Task inputs:
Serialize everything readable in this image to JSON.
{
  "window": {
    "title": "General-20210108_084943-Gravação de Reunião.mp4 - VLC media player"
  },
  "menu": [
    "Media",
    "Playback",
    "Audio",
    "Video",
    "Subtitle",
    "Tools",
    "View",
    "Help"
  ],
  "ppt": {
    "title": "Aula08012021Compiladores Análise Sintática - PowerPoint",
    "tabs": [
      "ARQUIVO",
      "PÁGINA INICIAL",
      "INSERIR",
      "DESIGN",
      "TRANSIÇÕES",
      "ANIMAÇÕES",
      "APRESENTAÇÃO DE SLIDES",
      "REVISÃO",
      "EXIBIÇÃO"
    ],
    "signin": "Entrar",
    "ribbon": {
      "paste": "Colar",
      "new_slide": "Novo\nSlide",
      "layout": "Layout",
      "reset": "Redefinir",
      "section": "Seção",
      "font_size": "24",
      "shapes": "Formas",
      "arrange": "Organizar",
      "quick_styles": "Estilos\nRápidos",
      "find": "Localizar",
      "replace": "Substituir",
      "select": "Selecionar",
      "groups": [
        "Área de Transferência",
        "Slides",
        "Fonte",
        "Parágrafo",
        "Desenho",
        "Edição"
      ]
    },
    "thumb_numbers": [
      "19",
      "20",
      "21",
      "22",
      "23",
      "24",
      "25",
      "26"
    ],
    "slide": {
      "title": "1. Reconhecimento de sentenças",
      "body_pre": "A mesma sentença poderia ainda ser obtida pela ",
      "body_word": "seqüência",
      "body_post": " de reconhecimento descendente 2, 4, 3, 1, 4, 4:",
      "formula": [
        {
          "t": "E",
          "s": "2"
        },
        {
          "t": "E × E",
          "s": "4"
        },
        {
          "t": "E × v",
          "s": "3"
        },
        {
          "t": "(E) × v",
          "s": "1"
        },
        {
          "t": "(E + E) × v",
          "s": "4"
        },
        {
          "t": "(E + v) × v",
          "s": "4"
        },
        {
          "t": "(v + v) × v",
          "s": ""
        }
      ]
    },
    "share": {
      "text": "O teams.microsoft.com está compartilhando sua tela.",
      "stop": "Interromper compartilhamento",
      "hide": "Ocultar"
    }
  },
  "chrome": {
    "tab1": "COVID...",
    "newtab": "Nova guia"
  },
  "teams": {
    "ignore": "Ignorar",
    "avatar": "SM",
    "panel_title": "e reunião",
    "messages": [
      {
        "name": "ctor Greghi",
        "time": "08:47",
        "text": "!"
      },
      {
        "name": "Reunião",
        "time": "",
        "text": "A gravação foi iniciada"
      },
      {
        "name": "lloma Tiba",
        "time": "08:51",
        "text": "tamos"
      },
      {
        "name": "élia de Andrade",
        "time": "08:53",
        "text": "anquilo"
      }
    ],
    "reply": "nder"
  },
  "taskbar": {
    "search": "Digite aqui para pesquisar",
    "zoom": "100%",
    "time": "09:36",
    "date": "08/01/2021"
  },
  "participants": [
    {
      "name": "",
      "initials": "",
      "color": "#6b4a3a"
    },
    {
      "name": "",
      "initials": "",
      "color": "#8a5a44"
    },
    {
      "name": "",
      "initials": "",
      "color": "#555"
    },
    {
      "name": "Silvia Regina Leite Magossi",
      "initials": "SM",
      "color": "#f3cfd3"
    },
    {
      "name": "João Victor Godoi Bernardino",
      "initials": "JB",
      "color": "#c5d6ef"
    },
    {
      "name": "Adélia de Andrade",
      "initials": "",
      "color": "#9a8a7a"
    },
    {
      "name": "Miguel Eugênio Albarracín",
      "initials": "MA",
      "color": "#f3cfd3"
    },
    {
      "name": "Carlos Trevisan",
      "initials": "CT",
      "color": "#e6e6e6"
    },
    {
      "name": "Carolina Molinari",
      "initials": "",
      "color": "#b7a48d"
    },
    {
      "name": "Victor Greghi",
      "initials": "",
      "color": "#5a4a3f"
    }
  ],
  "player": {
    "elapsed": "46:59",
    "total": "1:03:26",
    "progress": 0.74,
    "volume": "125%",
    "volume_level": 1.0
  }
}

Your task: Across the entries above, how many lines contain "teams"? Provide only the count.

Written solution: 2